══ INPUT ROWS

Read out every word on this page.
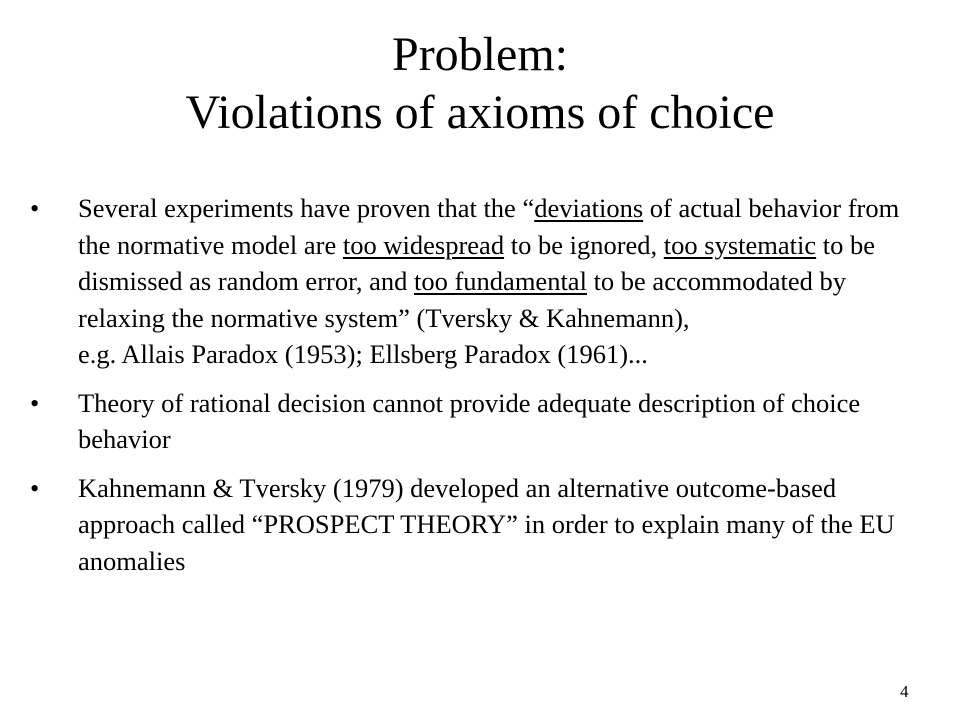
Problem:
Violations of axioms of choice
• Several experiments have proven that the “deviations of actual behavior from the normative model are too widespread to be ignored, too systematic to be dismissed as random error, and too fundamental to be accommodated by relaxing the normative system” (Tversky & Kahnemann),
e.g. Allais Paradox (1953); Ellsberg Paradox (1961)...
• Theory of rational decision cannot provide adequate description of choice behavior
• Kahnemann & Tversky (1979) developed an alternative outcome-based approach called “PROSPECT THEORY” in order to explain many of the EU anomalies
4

════
══ INPUT ROWS

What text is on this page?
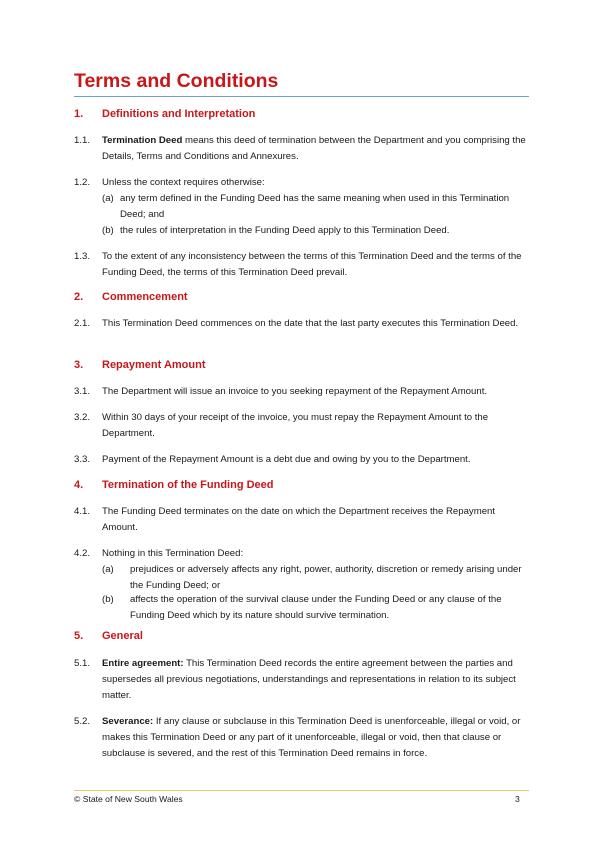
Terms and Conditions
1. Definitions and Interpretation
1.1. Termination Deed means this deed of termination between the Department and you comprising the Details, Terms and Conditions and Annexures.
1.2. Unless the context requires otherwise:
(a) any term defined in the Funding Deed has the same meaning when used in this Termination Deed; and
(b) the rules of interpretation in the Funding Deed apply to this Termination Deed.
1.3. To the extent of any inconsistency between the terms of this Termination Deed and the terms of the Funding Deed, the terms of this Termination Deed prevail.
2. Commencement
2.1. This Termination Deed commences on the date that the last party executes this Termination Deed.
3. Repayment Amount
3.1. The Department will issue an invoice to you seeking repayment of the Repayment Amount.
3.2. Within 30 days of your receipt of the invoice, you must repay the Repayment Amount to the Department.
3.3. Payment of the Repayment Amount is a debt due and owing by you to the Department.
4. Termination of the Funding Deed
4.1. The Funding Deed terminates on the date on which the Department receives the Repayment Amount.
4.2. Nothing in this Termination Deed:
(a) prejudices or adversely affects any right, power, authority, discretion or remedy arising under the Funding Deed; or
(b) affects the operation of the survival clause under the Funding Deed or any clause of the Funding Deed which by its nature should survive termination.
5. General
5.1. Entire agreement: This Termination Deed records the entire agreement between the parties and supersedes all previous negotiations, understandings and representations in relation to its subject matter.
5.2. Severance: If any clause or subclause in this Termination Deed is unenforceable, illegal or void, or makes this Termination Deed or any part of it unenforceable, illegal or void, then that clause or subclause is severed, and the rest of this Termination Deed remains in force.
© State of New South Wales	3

════

WHAT IS ASKED ▸ Give the number of lines containing the word "Conditions". No other answer is needed.

SOLUTION TO THIS TASK ▸ 2